* Excerpt

▼▼▼

Knoll v. Levert

Decision Date14 December 1914
Docket Number20845
Citation66 So. 959,136 La. 241
CourtLouisiana Supreme Court
PartiesKNOLL et al. v. LEVERT. In re LEVERT
SYLLABUS

(Syllabus by the Court.)

A mandamus will not lie to the president of a corporation commanding him to call a stockholders' meeting, where the charter gives to the board of directors the power to provide for general and special meetings of the stockholders, and where the board of directors have not by resolution or by-law made it the duty of the president to call such meeting.

When a corporation is sued, citation must be directed to the corporation, and not to an officer.

C. F Borah and H. G. Bloch, both of New Orleans, for applicant.

Woodville & Woodville, of New Orleans, and Cappel & Cappel, of Marksville, for respondents.

OPINION

SOMMERVILLE, J.

Plaintiffs, alleging themselves to be stockholders of the Shirley Planting Company, and that it was the duty of J. B. Levert, defendant, to call the annual meeting of the stockholders in and for the year 1914, ask that a mandamus issue directed to the said Levert to call the meeting. The petition was subsequently amended so as to make J. B. Levert, president of the Shirley Planting Company, the respondent in the cause, and plaintiffs pray that the mandamus issue to him as president.

Defendant excepted to the citation addressed to him as president of the Shirley Planting Company, on the ground that the citation should have been addressed to, and served upon, the Shirley Planting Company, and, for further reason why the alternative writ of mandamus should not be made peremptory, alleged that he was without authority, as president of the board of directors of the said company, to call a stockholders' meeting, and he set up other grounds of defense in his return.

The alternative writ of mandamus was made peremptory, which order, on appeal to the Court of Appeal, was affirmed, and defendant has invoked the supervisory jurisdiction of this court.

▲▲▲

* Challenge
Decide whether each statement agrees with the Knoll v. Levert excerpt, answering yes or no and quoting the words of the excerpt that settle it. (a) According to the syllabus, when a corporation is sued, the citation must be directed to an officer. (b) The Court of Appeal affirmed the order that made the alternative writ of mandamus peremptory. (c) The petition was amended so that J. B. Levert, as president of the Shirley Planting Company, became the respondent.

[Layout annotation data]
▼▼▼

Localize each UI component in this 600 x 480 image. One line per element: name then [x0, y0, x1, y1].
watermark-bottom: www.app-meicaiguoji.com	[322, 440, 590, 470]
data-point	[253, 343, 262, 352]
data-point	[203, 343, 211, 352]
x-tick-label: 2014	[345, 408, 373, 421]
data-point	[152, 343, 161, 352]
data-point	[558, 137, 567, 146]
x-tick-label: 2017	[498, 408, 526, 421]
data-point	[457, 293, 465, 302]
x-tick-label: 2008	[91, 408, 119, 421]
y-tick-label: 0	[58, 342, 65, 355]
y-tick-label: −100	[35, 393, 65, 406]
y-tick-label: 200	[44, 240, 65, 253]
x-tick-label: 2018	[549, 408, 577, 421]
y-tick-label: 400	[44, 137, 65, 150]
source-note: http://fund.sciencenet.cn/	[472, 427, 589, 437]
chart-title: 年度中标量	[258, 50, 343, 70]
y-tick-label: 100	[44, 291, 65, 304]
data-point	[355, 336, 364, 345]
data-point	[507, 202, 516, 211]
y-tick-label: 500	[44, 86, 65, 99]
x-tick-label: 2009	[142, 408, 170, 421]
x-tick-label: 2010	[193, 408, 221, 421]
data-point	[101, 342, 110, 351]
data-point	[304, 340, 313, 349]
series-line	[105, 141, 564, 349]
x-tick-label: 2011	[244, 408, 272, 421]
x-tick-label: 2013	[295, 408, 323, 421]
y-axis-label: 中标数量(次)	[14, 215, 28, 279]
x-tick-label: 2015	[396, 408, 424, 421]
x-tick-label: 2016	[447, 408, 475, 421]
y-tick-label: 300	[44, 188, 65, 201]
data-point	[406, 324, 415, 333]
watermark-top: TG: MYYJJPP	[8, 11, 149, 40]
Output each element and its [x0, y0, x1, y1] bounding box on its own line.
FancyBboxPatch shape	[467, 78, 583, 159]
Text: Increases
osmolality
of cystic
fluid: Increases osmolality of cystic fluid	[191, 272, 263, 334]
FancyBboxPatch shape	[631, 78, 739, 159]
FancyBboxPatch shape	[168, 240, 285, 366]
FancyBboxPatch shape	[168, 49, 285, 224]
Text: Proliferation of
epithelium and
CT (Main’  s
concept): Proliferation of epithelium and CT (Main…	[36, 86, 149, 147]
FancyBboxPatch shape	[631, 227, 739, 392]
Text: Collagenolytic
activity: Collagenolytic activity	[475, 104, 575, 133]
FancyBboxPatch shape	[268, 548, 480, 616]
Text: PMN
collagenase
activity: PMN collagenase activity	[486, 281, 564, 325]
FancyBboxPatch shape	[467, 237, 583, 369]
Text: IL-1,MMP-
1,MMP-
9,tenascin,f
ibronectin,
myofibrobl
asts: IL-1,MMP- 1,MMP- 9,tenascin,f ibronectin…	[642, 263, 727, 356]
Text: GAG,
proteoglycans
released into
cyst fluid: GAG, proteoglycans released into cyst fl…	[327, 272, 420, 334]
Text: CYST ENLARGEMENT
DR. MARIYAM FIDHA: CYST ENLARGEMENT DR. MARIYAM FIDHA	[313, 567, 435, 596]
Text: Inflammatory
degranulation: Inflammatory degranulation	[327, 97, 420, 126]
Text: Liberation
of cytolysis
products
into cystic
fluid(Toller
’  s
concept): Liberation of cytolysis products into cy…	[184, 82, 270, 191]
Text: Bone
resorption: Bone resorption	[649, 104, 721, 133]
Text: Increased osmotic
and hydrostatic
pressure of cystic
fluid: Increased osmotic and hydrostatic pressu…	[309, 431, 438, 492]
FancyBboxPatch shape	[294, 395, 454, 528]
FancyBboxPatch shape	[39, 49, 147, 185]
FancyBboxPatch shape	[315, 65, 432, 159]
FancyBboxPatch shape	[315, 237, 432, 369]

▲▲▲

* Task solution
(a) No: "citation must be directed to the corporation, and not to an officer."
(b) Yes: "The alternative writ of mandamus was made peremptory, which order, on appeal to the Court of Appeal, was affirmed"
(c) Yes: "The petition was subsequently amended so as to make J. B. Levert, president of the Shirley Planting Company, the respondent in the cause"